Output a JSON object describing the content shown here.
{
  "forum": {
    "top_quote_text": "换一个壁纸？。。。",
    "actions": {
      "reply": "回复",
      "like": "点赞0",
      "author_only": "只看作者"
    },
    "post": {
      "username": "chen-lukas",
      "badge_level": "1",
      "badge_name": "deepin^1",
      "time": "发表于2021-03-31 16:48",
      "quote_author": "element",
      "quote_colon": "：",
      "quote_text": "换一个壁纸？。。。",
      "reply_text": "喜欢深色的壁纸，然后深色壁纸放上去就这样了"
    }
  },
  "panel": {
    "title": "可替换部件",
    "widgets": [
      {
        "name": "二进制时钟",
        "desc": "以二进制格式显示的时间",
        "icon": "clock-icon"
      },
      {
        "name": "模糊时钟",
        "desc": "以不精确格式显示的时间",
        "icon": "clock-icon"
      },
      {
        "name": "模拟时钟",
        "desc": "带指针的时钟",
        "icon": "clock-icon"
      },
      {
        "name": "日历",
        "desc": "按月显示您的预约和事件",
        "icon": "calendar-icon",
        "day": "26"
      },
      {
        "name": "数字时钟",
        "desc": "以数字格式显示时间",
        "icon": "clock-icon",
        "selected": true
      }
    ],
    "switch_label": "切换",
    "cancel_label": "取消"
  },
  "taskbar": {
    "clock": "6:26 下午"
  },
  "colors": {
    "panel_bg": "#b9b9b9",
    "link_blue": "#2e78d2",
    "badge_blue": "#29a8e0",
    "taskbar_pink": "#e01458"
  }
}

What to do:
Using the exact wording, write out all of the records.

Finished exercise:
Output a JSON object describing the content shown here.
{
  "forum": {
    "top_quote_text": "换一个壁纸？。。。",
    "actions": {
      "reply": "回复",
      "like": "点赞0",
      "author_only": "只看作者"
    },
    "post": {
      "username": "chen-lukas",
      "badge_level": "1",
      "badge_name": "deepin^1",
      "time": "发表于2021-03-31 16:48",
      "quote_author": "element",
      "quote_colon": "：",
      "quote_text": "换一个壁纸？。。。",
      "reply_text": "喜欢深色的壁纸，然后深色壁纸放上去就这样了"
    }
  },
  "panel": {
    "title": "可替换部件",
    "widgets": [
      {
        "name": "二进制时钟",
        "desc": "以二进制格式显示的时间",
        "icon": "clock-icon"
      },
      {
        "name": "模糊时钟",
        "desc": "以不精确格式显示的时间",
        "icon": "clock-icon"
      },
      {
        "name": "模拟时钟",
        "desc": "带指针的时钟",
        "icon": "clock-icon"
      },
      {
        "name": "日历",
        "desc": "按月显示您的预约和事件",
        "icon": "calendar-icon",
        "day": "26"
      },
      {
        "name": "数字时钟",
        "desc": "以数字格式显示时间",
        "icon": "clock-icon",
        "selected": true
      }
    ],
    "switch_label": "切换",
    "cancel_label": "取消"
  },
  "taskbar": {
    "clock": "6:26 下午"
  },
  "colors": {
    "panel_bg": "#b9b9b9",
    "link_blue": "#2e78d2",
    "badge_blue": "#29a8e0",
    "taskbar_pink": "#e01458"
  }
}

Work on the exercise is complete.